> Instrução A: Reescreva os registros desde a linha que contém "- x-tick-label: 2024: [1166, 606, 1193, 620]" até o fim dos registros, ambas as pontas incluídas, substituindo "y-tick-label" por "y-axis-label" e mantendo todo o resto inalterado.

> Trecho do documento:
Esses fatores entrelaçam-se com o meio social ao qual o cidadão vive, visto que a probabilidade de uma pessoa, que convive em um meio social o qual não sonda questões jurídicas nem conhecem profissionais da seara jurídica, propor uma ação é ínfima.

Em um terceiro momento, a progressão na busca do efetivo acesso à Justiça, refere-se à representação dos direitos difusos. Estes foram, sem dúvidas, causadores de uma verdadeira revolução, pois o processo civil era desempenhado e analisado sob o prisma litigioso entre duas partes, restando ao Estado decidir os interesses particulares individuais existentes naquela controvérsia. Jamais passava do litígio particular. Era o que descriminava o §4º do art. 150 da Constituição Federal de 1967: “A lei não poderá excluir da apreciação do Poder Judiciário qualquer lesão de direito individual”.

No entanto, no decorrer dos anos e na agrupação dos seres vivos como uma cadeia social inserida em uma sociedade, surgiram os direitos difusos, conhecidos como direitos de terceira dimensão. Nessa evolução histórica os sujeitos da relação de direitos passaram a ser a coletividade ou interesse coletivo, passando a titularidade a ser difusa, coletiva, transindividual, ou seja, falece o critério individual e cria-se o sujeito social. Em palavras suscita o Supremo Tribunal Federal a se posicionar acerca da fundamentabilidade dos direitos difusos e o conceitua, onde argumenta que “o Direito à integridade do meio ambiente – típico direito de terceira geração – constitui prerrogativa jurídica de titularidade coletiva, refletindo, dentro do processo de afirmação dos direitos humanos, a expressão significativa de um poder atribuído, não ao indivíduo identificado em sua singularidade, mas num sentido verdadeiramente mais abrangente, a própria coletividade social. Enquanto os direitos de primeira geração (direitos civis e políticos) – que compreendem as liberdades clássicas, negativas ou formais – realçam o princípio da liberdade e os direitos de segunda geração (direitos econômicos, sociais e culturais) – que se identificam com as liberdades positivas, reais ou concretas – acentuam o princípio da igualdade, os direitos de terceira geração, que materializam poderes de titularidade coletiva atribuídos genericamente a todas as formações sociais, consagram o princípio da solidariedade e constituem um momento importante no processo de desenvolvimento, expansão e reconhecimento dos direitos humanos, caracterizados, enquanto valores fundamentais indisponíveis, pela nota de uma essencial inexauribilidade”.

> Instrução B: Dê continuidade ao texto sobre o acesso à Justiça e os direitos difusos a partir do ponto em que ele para.

> Dados para processamento:
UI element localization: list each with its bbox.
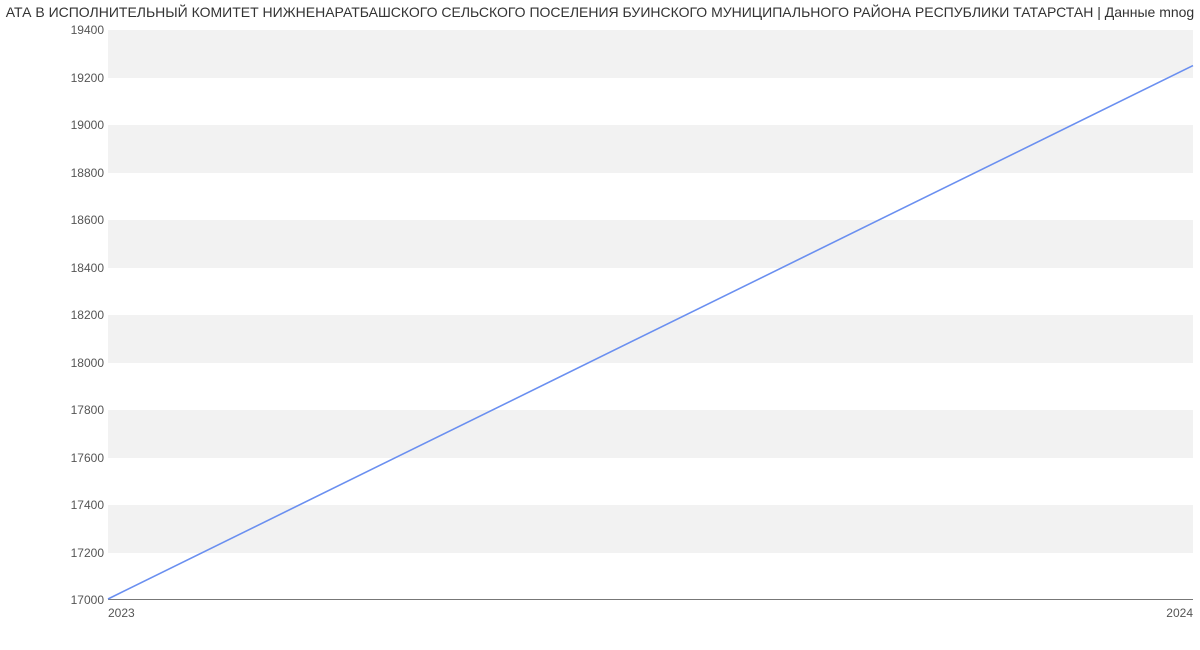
- x-tick-label: 2024: [1166, 606, 1193, 620]
- line-series: [108, 30, 1193, 599]
- chart-container: АТА В ИСПОЛНИТЕЛЬНЫЙ КОМИТЕТ НИЖНЕНАРАТБ…: [0, 0, 1200, 650]
- y-tick-label: 18600: [71, 213, 104, 227]
- chart-title: АТА В ИСПОЛНИТЕЛЬНЫЙ КОМИТЕТ НИЖНЕНАРАТБ…: [0, 4, 1200, 20]
- y-tick-label: 17800: [71, 403, 104, 417]
- x-tick-label: 2023: [108, 606, 135, 620]
- plot-area: [108, 30, 1193, 600]
- y-tick-label: 17600: [71, 451, 104, 465]
- y-tick-label: 19200: [71, 71, 104, 85]
- y-tick-label: 18800: [71, 166, 104, 180]
- y-tick-label: 19000: [71, 118, 104, 132]
- y-tick-label: 18000: [71, 356, 104, 370]
- y-tick-label: 18400: [71, 261, 104, 275]
- y-tick-label: 19400: [71, 23, 104, 37]
- y-tick-label: 17200: [71, 546, 104, 560]
- y-tick-label: 17400: [71, 498, 104, 512]
- y-tick-label: 17000: [71, 593, 104, 607]
- y-tick-label: 18200: [71, 308, 104, 322]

> Resultado do exercício A:
- x-tick-label: 2024: [1166, 606, 1193, 620]
- line-series: [108, 30, 1193, 599]
- chart-container: АТА В ИСПОЛНИТЕЛЬНЫЙ КОМИТЕТ НИЖНЕНАРАТБ…: [0, 0, 1200, 650]
- y-axis-label: 18600: [71, 213, 104, 227]
- chart-title: АТА В ИСПОЛНИТЕЛЬНЫЙ КОМИТЕТ НИЖНЕНАРАТБ…: [0, 4, 1200, 20]
- y-axis-label: 17800: [71, 403, 104, 417]
- x-tick-label: 2023: [108, 606, 135, 620]
- plot-area: [108, 30, 1193, 600]
- y-axis-label: 17600: [71, 451, 104, 465]
- y-axis-label: 19200: [71, 71, 104, 85]
- y-axis-label: 18800: [71, 166, 104, 180]
- y-axis-label: 19000: [71, 118, 104, 132]
- y-axis-label: 18000: [71, 356, 104, 370]
- y-axis-label: 18400: [71, 261, 104, 275]
- y-axis-label: 19400: [71, 23, 104, 37]
- y-axis-label: 17200: [71, 546, 104, 560]
- y-axis-label: 17400: [71, 498, 104, 512]
- y-axis-label: 17000: [71, 593, 104, 607]
- y-axis-label: 18200: [71, 308, 104, 322]

> Resultado do exercício B:
Destarte, sendo o cidadão sujeito dos direitos difusos, seu agir, para proteção do direito supracitado, poderá ensejar grandes avenças: o interesse de um indivíduo em utilizar uma área ecologicamente reservada para investir comercialmente, com o intuito de gerar rendas e empregos para aquela determinada sociedade a qual não contém nenhum tipo de comércio e com seu índice de desemprego ferozmente elevado, buscando associar a comunidade para desenvolver o negócio de forma participativa. Observa-se que há um interesse individual sobre o coletivo, o qual se fundamenta em ajudar aquela determinada sociedade a se desenvolver economicamente. Surgi, no entanto, um antagonismo de interesses. De um lado poderá estar reunida toda a comunidade e de outro apenas o investidor ou, o investidor será aprovado por grande parte da comunidade e a outra parte se mostrará resistente para não haver alterações.

É mister ressaltar que para alguns dos cidadãos que fazem parte da sociedade não haverá mínima importância em se construir um grande investimento dentro de uma área ecologicamente correta. Partindo desse pressuposto, que o interesse é variável dentro da mesma comunidade, se pode concluir que a mesma intenção se valeria para uma futura disputa Judicial, rebelando-se como fruto de uma relação litigiosa apenas se houvesse um prejuízo próprio e não coletivo.

Outrora em uma ação coletiva exigia-se a legitimação de todos que faziam parte daquela determinada sociedade. No entanto, fora combatido esse método. Pois sua aplicabilidade não demonstrava resultados satisfatórios em razão de certos fatores, como por exemplo, o não compromisso dos interessados em comparecer as reuniões, bem como a falta de conhecimento combinada com a inexperiência, prejudicando, portanto, os demais interessados, visto que a legitimidade da ação coletiva condizia na reunião de todos prejudicados. Nesse mesmo diapasão, preleciona Mauro Capelleti que “outra barreira se relaciona precisamente com a questão da reunião. As várias partes interessadas, mesmo quando lhes seja possível organizar-se e demandar, podem estar dispersas, carecer da necessária informação ou simplesmente ser incapazes de combinar uma estratégia comum. Esse problema é mais exarcerbado pelo, assim chamado, ‘livre-atirador’ – uma pessoa que não contribui para a demanda, mas não pode ser excluída de seus benefícios” (CAPPELLETTI, 2002, p. 27).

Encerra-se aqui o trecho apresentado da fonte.